[Records]
## BEGIN

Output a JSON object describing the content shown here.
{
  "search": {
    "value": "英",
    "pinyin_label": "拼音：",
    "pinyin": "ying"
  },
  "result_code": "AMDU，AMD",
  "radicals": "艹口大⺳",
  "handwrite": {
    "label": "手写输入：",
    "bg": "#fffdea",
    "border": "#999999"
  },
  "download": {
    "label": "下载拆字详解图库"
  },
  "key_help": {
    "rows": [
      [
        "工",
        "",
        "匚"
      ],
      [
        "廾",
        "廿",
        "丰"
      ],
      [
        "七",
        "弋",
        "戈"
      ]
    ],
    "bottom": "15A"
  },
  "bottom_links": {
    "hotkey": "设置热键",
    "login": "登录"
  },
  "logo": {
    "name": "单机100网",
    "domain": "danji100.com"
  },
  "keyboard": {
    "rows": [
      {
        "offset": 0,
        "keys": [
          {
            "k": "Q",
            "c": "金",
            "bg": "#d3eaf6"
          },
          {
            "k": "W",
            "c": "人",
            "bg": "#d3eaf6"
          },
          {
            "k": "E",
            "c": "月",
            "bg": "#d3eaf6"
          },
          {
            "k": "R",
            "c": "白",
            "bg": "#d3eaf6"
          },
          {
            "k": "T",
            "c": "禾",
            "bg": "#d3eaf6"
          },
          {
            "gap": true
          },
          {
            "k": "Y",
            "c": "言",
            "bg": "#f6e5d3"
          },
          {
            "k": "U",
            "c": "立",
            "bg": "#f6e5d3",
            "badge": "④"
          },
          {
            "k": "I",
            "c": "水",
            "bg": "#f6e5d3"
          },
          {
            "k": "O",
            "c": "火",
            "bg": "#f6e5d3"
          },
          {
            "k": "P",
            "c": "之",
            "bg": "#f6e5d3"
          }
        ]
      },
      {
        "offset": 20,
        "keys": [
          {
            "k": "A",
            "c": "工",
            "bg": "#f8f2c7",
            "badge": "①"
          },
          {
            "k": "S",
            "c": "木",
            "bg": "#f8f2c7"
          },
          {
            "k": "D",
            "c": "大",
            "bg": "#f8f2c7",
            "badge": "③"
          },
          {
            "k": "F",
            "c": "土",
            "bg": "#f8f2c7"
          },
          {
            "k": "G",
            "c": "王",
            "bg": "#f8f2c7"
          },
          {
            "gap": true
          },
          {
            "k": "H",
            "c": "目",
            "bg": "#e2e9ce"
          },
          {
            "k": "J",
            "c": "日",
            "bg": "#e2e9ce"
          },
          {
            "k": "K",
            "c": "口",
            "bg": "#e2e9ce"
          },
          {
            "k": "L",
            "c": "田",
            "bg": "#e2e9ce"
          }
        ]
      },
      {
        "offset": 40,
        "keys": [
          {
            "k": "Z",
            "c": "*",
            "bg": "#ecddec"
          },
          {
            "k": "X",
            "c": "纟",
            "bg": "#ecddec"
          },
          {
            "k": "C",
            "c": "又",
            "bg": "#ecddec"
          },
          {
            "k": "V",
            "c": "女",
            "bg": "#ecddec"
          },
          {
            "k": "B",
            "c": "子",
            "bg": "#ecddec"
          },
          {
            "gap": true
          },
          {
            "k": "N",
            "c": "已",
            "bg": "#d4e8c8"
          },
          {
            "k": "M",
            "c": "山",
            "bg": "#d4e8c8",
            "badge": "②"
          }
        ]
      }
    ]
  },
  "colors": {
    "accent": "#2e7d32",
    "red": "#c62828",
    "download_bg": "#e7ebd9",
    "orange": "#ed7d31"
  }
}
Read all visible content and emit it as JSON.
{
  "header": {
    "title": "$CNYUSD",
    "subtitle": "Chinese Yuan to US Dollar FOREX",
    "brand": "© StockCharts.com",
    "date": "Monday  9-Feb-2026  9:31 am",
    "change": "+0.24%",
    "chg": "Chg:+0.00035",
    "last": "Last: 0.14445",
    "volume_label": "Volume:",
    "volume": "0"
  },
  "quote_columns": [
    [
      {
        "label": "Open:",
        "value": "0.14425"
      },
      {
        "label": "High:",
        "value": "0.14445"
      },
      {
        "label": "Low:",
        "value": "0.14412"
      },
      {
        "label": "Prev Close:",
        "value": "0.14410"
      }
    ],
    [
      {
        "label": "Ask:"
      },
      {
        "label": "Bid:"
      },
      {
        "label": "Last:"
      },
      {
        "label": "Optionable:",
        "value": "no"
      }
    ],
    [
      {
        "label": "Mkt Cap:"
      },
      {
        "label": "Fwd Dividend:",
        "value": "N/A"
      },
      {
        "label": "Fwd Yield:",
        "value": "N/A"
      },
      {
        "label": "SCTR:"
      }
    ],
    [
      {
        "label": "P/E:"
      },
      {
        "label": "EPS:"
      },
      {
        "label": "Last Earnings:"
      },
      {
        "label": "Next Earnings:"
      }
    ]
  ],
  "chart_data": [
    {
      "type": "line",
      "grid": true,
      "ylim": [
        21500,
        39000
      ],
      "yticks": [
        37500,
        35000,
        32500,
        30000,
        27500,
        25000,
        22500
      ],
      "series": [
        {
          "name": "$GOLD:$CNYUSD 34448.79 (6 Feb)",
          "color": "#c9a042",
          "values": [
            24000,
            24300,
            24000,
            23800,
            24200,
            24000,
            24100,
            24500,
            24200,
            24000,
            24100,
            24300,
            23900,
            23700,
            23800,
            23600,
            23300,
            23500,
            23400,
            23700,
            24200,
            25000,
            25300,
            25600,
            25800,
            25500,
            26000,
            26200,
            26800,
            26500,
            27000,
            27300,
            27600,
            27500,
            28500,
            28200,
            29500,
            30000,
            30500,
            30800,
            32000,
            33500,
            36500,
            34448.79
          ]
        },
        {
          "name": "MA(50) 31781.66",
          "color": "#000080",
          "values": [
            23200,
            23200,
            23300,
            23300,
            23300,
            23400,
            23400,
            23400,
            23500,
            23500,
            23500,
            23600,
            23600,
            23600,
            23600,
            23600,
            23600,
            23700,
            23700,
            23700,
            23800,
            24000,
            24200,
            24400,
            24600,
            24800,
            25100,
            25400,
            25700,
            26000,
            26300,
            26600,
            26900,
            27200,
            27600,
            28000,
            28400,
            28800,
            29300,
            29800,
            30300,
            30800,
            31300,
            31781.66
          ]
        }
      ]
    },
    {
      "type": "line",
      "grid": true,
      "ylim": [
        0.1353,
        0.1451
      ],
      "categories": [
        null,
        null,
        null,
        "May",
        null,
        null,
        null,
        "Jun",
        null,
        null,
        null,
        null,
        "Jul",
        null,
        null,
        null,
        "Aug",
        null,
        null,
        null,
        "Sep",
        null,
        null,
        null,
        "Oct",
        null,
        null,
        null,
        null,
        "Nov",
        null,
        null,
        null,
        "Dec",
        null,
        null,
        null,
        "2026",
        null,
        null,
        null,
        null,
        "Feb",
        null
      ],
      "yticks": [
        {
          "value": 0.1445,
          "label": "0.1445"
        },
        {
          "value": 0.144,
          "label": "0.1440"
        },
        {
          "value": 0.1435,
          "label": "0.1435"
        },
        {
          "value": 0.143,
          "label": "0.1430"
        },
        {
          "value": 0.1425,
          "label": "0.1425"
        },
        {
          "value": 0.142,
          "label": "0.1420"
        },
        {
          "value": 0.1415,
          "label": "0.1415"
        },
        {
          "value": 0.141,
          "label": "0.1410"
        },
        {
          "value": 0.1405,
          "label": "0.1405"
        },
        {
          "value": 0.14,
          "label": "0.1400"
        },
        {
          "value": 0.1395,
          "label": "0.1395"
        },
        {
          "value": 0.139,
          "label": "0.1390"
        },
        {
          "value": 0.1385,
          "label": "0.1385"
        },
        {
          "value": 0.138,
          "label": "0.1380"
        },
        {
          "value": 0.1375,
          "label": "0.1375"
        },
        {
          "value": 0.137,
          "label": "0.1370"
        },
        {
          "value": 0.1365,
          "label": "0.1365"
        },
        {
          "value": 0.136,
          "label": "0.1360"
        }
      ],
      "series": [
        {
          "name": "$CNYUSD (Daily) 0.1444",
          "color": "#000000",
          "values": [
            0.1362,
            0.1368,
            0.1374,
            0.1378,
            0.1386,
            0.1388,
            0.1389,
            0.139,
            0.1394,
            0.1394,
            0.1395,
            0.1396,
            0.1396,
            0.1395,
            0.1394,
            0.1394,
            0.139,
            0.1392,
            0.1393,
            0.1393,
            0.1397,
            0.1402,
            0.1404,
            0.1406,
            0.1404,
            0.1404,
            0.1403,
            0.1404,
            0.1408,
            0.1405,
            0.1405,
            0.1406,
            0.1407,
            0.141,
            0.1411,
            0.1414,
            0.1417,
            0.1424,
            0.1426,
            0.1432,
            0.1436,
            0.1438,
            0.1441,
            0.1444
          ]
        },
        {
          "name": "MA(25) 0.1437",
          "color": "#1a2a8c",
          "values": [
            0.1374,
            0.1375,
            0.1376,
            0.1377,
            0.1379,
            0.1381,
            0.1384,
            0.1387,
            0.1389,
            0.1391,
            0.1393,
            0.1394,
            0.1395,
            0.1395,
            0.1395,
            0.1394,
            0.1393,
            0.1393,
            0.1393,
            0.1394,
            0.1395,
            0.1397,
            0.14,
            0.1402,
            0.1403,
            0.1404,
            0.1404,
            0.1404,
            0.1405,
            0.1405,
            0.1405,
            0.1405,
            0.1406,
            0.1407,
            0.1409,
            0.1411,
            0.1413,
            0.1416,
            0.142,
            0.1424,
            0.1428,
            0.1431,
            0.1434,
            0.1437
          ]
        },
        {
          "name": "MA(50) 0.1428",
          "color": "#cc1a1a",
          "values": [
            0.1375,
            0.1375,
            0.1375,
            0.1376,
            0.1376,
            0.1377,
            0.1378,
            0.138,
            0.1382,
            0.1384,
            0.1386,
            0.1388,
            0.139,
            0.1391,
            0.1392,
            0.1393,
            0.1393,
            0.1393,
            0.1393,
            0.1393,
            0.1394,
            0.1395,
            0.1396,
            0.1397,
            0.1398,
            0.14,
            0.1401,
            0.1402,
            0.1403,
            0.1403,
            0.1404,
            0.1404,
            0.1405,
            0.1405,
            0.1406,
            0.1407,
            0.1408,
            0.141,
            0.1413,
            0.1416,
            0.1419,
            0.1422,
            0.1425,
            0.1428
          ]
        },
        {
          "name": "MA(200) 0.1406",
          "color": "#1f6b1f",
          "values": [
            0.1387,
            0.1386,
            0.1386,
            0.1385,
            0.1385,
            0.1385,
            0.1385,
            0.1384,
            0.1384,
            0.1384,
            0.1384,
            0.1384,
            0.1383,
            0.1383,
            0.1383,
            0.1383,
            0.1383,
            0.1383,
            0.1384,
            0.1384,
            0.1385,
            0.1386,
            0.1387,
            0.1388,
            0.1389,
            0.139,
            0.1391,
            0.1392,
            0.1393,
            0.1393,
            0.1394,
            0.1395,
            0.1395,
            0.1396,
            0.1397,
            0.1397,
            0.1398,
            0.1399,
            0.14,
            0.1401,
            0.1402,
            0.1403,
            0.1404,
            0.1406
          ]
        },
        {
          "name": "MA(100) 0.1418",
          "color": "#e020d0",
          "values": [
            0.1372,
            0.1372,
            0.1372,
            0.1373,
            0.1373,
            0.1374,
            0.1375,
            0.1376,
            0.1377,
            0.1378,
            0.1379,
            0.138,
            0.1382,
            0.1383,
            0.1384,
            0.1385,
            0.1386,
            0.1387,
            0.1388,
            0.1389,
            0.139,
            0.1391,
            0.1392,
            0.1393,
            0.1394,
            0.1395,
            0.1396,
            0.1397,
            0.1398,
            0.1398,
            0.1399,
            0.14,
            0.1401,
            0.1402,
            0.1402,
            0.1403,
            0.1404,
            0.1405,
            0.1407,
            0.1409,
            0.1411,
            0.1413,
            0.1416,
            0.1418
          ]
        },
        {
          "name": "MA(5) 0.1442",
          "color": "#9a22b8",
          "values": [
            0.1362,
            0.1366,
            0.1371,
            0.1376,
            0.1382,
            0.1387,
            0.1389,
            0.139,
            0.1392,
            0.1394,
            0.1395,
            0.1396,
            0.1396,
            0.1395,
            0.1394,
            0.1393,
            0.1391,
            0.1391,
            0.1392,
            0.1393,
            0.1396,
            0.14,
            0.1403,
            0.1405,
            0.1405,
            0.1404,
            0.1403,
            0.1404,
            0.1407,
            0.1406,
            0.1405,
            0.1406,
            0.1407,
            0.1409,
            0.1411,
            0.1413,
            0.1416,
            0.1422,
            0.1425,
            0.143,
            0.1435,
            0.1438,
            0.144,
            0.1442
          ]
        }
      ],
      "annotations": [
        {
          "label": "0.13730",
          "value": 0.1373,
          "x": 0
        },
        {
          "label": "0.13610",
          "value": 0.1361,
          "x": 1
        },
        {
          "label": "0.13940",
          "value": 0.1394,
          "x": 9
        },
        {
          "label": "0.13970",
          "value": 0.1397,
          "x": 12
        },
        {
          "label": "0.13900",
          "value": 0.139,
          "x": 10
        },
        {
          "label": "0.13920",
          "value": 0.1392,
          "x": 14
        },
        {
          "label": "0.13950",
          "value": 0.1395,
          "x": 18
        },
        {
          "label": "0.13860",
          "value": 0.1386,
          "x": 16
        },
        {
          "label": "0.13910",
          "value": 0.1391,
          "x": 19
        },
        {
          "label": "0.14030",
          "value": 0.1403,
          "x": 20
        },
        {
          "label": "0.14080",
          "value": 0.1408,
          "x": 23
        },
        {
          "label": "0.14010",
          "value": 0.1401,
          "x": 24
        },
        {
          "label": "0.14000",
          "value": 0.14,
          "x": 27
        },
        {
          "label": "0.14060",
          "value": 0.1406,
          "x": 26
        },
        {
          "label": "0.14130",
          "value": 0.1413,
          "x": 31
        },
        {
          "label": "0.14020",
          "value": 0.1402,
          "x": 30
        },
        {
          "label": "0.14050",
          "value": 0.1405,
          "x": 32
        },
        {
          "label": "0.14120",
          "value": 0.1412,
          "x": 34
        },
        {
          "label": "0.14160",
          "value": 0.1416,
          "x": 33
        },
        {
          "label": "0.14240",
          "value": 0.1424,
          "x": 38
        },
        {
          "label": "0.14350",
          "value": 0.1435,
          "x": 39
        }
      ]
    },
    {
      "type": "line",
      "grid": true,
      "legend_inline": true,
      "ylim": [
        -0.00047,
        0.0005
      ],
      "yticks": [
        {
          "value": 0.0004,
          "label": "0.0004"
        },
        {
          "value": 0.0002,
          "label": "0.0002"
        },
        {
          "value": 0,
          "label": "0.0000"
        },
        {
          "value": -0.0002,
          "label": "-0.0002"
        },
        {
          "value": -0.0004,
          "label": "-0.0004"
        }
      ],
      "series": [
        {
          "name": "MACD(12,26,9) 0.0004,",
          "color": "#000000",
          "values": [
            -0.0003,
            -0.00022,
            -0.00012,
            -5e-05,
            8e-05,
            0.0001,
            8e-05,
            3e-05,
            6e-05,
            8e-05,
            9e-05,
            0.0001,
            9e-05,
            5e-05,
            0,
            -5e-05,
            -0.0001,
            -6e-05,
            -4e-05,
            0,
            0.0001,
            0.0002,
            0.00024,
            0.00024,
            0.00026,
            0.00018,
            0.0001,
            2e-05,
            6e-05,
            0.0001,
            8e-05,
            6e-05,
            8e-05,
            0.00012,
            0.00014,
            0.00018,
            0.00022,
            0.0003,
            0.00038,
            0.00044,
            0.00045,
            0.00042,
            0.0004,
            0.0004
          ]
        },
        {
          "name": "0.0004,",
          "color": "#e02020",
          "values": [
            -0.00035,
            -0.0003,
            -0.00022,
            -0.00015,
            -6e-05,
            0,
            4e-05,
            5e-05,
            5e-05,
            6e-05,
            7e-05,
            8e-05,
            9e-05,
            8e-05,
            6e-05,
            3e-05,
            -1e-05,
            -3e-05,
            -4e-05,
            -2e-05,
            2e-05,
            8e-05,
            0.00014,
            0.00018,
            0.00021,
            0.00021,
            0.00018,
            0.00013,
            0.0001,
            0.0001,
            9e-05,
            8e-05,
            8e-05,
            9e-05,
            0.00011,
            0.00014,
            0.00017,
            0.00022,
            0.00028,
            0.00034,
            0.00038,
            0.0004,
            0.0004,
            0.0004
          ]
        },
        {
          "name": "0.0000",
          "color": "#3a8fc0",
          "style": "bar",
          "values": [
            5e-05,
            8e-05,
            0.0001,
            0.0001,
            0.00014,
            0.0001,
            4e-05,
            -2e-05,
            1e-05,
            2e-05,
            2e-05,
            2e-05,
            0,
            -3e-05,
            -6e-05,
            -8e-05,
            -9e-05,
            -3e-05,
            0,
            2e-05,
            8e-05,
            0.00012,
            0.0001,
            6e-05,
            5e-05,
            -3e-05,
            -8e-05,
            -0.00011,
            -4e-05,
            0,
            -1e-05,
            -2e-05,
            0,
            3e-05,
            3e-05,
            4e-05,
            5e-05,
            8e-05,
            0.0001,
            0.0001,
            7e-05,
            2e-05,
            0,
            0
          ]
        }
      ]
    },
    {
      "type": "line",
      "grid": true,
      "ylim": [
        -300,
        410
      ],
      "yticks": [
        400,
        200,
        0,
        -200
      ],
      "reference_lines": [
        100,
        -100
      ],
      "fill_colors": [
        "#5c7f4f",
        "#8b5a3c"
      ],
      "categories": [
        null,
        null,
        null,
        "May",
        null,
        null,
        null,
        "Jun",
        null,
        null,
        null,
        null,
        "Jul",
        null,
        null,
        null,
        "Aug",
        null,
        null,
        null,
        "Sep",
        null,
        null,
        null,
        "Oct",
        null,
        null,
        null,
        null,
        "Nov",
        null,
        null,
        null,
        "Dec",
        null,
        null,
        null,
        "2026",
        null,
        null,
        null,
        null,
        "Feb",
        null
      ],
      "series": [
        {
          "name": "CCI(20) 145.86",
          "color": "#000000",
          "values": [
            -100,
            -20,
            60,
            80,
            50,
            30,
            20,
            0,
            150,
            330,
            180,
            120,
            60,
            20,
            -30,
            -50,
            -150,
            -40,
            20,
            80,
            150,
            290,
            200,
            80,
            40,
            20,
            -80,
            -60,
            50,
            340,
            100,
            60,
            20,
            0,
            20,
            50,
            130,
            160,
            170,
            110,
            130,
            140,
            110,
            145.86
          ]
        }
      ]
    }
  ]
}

## END

Goal => From the listing above, pick out every line containing "Last".

Task response =>
    "last": "Last: 0.14445",
        "label": "Last:"
        "label": "Last Earnings:"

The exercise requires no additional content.